■ Exercise brief ■
Examine the entries and show every line in which the word "trough" is found.

■ Material to process ■
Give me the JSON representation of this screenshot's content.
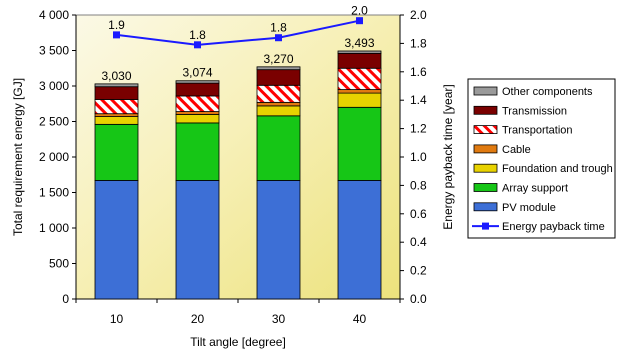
{
  "chart_data": {
    "type": "bar",
    "title": "",
    "xlabel": "Tilt angle [degree]",
    "ylabel_left": "Total requirement energy [GJ]",
    "ylabel_right": "Energy payback time [year]",
    "categories": [
      "10",
      "20",
      "30",
      "40"
    ],
    "ylim_left": [
      0,
      4000
    ],
    "yticks_left": [
      "0",
      "500",
      "1 000",
      "1 500",
      "2 000",
      "2 500",
      "3 000",
      "3 500",
      "4 000"
    ],
    "ylim_right": [
      0,
      2.0
    ],
    "yticks_right": [
      "0.0",
      "0.2",
      "0.4",
      "0.6",
      "0.8",
      "1.0",
      "1.2",
      "1.4",
      "1.6",
      "1.8",
      "2.0"
    ],
    "grid": false,
    "legend_position": "right",
    "stacked_series": [
      {
        "name": "PV module",
        "values": [
          1670,
          1670,
          1670,
          1670
        ],
        "color": "#3d6fd6"
      },
      {
        "name": "Array support",
        "values": [
          790,
          810,
          910,
          1030
        ],
        "color": "#16c616"
      },
      {
        "name": "Foundation and trough",
        "values": [
          110,
          120,
          140,
          200
        ],
        "color": "#e8d200"
      },
      {
        "name": "Cable",
        "values": [
          40,
          40,
          50,
          50
        ],
        "color": "#e07a10"
      },
      {
        "name": "Transportation",
        "values": [
          200,
          220,
          240,
          300
        ],
        "color": "#ff0000"
      },
      {
        "name": "Transmission",
        "values": [
          180,
          180,
          220,
          210
        ],
        "color": "#7a0000"
      },
      {
        "name": "Other components",
        "values": [
          40,
          34,
          40,
          33
        ],
        "color": "#9a9a9a"
      }
    ],
    "totals": [
      3030,
      3074,
      3270,
      3493
    ],
    "total_labels": [
      "3,030",
      "3,074",
      "3,270",
      "3,493"
    ],
    "line_series": {
      "name": "Energy payback time",
      "values": [
        1.86,
        1.79,
        1.84,
        1.96
      ],
      "labels": [
        "1.9",
        "1.8",
        "1.8",
        "2.0"
      ],
      "color": "#1a1aff"
    },
    "legend_order": [
      "Other components",
      "Transmission",
      "Transportation",
      "Cable",
      "Foundation and trough",
      "Array support",
      "PV module",
      "Energy payback time"
    ]
  }
}
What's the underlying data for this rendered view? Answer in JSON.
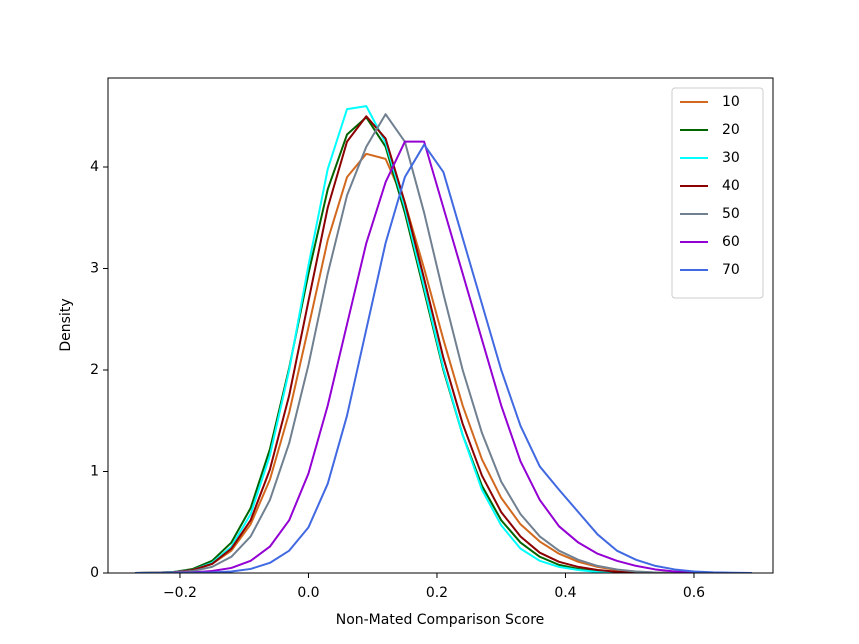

■ Result for this task ■
        "name": "Foundation and trough",
      "Foundation and trough",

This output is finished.